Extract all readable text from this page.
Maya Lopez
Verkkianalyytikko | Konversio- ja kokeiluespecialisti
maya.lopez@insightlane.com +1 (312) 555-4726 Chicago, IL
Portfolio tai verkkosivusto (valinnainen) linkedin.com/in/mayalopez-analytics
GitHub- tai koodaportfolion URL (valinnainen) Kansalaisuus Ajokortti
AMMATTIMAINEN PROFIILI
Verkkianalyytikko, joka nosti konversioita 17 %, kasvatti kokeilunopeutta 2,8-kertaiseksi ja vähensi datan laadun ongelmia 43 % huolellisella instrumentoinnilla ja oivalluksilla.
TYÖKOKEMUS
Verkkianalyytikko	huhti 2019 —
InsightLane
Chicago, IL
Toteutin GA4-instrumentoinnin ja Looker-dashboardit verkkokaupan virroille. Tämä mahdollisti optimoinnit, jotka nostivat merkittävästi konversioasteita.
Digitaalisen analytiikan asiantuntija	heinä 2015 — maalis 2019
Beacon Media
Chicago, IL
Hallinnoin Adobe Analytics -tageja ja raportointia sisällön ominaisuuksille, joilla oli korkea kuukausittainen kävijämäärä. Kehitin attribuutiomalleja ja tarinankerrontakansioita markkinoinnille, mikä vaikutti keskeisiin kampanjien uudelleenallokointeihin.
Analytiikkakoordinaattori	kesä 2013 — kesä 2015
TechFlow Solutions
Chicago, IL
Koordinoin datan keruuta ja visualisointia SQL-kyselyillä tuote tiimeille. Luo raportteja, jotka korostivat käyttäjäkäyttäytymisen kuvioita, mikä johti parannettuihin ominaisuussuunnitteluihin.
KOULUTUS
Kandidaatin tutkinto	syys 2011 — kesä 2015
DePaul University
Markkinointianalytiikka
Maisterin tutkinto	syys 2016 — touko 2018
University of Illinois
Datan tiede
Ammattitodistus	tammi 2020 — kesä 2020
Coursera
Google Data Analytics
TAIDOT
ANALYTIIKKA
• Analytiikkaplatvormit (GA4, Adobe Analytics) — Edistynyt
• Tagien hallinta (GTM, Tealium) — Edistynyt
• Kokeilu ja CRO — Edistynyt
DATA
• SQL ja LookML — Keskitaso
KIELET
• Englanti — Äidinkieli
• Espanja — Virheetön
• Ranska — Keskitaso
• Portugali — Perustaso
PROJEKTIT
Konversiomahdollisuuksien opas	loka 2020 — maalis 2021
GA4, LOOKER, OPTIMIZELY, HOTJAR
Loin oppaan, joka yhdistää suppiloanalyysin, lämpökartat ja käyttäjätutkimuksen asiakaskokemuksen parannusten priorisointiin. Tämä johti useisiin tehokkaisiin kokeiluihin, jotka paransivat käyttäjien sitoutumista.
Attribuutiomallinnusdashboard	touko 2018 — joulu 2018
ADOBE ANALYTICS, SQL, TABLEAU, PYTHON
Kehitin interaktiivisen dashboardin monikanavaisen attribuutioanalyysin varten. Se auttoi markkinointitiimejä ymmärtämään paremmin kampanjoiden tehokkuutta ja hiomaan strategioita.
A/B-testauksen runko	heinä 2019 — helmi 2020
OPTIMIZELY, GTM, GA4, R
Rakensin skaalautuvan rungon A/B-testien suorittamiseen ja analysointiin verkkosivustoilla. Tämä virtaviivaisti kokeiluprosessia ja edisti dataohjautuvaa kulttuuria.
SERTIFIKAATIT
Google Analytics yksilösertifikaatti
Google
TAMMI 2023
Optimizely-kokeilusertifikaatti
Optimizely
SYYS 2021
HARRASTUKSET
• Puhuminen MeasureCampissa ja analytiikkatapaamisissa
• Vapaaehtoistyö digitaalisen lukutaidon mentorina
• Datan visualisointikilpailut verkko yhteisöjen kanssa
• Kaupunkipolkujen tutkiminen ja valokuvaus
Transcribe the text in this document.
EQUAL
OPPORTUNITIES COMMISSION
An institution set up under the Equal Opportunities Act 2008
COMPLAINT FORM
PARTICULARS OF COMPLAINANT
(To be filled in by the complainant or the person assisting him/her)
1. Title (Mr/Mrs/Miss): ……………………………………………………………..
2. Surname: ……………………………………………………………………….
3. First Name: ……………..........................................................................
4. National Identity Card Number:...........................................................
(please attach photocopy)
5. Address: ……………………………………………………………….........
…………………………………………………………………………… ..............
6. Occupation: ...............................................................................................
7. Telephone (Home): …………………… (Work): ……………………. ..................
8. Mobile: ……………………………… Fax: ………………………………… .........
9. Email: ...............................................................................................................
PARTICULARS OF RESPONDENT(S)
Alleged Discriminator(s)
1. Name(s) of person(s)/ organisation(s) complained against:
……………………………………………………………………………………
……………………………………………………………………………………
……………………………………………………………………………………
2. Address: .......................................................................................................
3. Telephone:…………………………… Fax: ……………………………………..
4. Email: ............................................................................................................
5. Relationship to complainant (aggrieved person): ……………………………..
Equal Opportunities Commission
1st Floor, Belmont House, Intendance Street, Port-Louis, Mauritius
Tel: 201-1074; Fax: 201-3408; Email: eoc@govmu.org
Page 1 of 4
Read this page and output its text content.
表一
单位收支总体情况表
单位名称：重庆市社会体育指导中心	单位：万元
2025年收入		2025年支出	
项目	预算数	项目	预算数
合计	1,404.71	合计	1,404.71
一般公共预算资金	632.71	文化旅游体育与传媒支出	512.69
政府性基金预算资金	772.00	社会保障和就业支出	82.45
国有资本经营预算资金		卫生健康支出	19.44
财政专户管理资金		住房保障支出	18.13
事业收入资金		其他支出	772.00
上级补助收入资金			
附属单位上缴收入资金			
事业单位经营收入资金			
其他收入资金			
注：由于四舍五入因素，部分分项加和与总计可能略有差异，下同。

• Instructions to follow: Write the whole listing out again. Keep every line exactly as it is.

• Solution to this exercise:
Extract all readable text from this page.
Maya Lopez
Verkkianalyytikko | Konversio- ja kokeiluespecialisti
maya.lopez@insightlane.com +1 (312) 555-4726 Chicago, IL
Portfolio tai verkkosivusto (valinnainen) linkedin.com/in/mayalopez-analytics
GitHub- tai koodaportfolion URL (valinnainen) Kansalaisuus Ajokortti
AMMATTIMAINEN PROFIILI
Verkkianalyytikko, joka nosti konversioita 17 %, kasvatti kokeilunopeutta 2,8-kertaiseksi ja vähensi datan laadun ongelmia 43 % huolellisella instrumentoinnilla ja oivalluksilla.
TYÖKOKEMUS
Verkkianalyytikko	huhti 2019 —
InsightLane
Chicago, IL
Toteutin GA4-instrumentoinnin ja Looker-dashboardit verkkokaupan virroille. Tämä mahdollisti optimoinnit, jotka nostivat merkittävästi konversioasteita.
Digitaalisen analytiikan asiantuntija	heinä 2015 — maalis 2019
Beacon Media
Chicago, IL
Hallinnoin Adobe Analytics -tageja ja raportointia sisällön ominaisuuksille, joilla oli korkea kuukausittainen kävijämäärä. Kehitin attribuutiomalleja ja tarinankerrontakansioita markkinoinnille, mikä vaikutti keskeisiin kampanjien uudelleenallokointeihin.
Analytiikkakoordinaattori	kesä 2013 — kesä 2015
TechFlow Solutions
Chicago, IL
Koordinoin datan keruuta ja visualisointia SQL-kyselyillä tuote tiimeille. Luo raportteja, jotka korostivat käyttäjäkäyttäytymisen kuvioita, mikä johti parannettuihin ominaisuussuunnitteluihin.
KOULUTUS
Kandidaatin tutkinto	syys 2011 — kesä 2015
DePaul University
Markkinointianalytiikka
Maisterin tutkinto	syys 2016 — touko 2018
University of Illinois
Datan tiede
Ammattitodistus	tammi 2020 — kesä 2020
Coursera
Google Data Analytics
TAIDOT
ANALYTIIKKA
• Analytiikkaplatvormit (GA4, Adobe Analytics) — Edistynyt
• Tagien hallinta (GTM, Tealium) — Edistynyt
• Kokeilu ja CRO — Edistynyt
DATA
• SQL ja LookML — Keskitaso
KIELET
• Englanti — Äidinkieli
• Espanja — Virheetön
• Ranska — Keskitaso
• Portugali — Perustaso
PROJEKTIT
Konversiomahdollisuuksien opas	loka 2020 — maalis 2021
GA4, LOOKER, OPTIMIZELY, HOTJAR
Loin oppaan, joka yhdistää suppiloanalyysin, lämpökartat ja käyttäjätutkimuksen asiakaskokemuksen parannusten priorisointiin. Tämä johti useisiin tehokkaisiin kokeiluihin, jotka paransivat käyttäjien sitoutumista.
Attribuutiomallinnusdashboard	touko 2018 — joulu 2018
ADOBE ANALYTICS, SQL, TABLEAU, PYTHON
Kehitin interaktiivisen dashboardin monikanavaisen attribuutioanalyysin varten. Se auttoi markkinointitiimejä ymmärtämään paremmin kampanjoiden tehokkuutta ja hiomaan strategioita.
A/B-testauksen runko	heinä 2019 — helmi 2020
OPTIMIZELY, GTM, GA4, R
Rakensin skaalautuvan rungon A/B-testien suorittamiseen ja analysointiin verkkosivustoilla. Tämä virtaviivaisti kokeiluprosessia ja edisti dataohjautuvaa kulttuuria.
SERTIFIKAATIT
Google Analytics yksilösertifikaatti
Google
TAMMI 2023
Optimizely-kokeilusertifikaatti
Optimizely
SYYS 2021
HARRASTUKSET
• Puhuminen MeasureCampissa ja analytiikkatapaamisissa
• Vapaaehtoistyö digitaalisen lukutaidon mentorina
• Datan visualisointikilpailut verkko yhteisöjen kanssa
• Kaupunkipolkujen tutkiminen ja valokuvaus
Transcribe the text in this document.
EQUAL
OPPORTUNITIES COMMISSION
An institution set up under the Equal Opportunities Act 2008
COMPLAINT FORM
PARTICULARS OF COMPLAINANT
(To be filled in by the complainant or the person assisting him/her)
1. Title (Mr/Mrs/Miss): ……………………………………………………………..
2. Surname: ……………………………………………………………………….
3. First Name: ……………..........................................................................
4. National Identity Card Number:...........................................................
(please attach photocopy)
5. Address: ……………………………………………………………….........
…………………………………………………………………………… ..............
6. Occupation: ...............................................................................................
7. Telephone (Home): …………………… (Work): ……………………. ..................
8. Mobile: ……………………………… Fax: ………………………………… .........
9. Email: ...............................................................................................................
PARTICULARS OF RESPONDENT(S)
Alleged Discriminator(s)
1. Name(s) of person(s)/ organisation(s) complained against:
……………………………………………………………………………………
……………………………………………………………………………………
……………………………………………………………………………………
2. Address: .......................................................................................................
3. Telephone:…………………………… Fax: ……………………………………..
4. Email: ............................................................................................................
5. Relationship to complainant (aggrieved person): ……………………………..
Equal Opportunities Commission
1st Floor, Belmont House, Intendance Street, Port-Louis, Mauritius
Tel: 201-1074; Fax: 201-3408; Email: eoc@govmu.org
Page 1 of 4
Read this page and output its text content.
表一
单位收支总体情况表
单位名称：重庆市社会体育指导中心	单位：万元
2025年收入		2025年支出	
项目	预算数	项目	预算数
合计	1,404.71	合计	1,404.71
一般公共预算资金	632.71	文化旅游体育与传媒支出	512.69
政府性基金预算资金	772.00	社会保障和就业支出	82.45
国有资本经营预算资金		卫生健康支出	19.44
财政专户管理资金		住房保障支出	18.13
事业收入资金		其他支出	772.00
上级补助收入资金			
附属单位上缴收入资金			
事业单位经营收入资金			
其他收入资金			
注：由于四舍五入因素，部分分项加和与总计可能略有差异，下同。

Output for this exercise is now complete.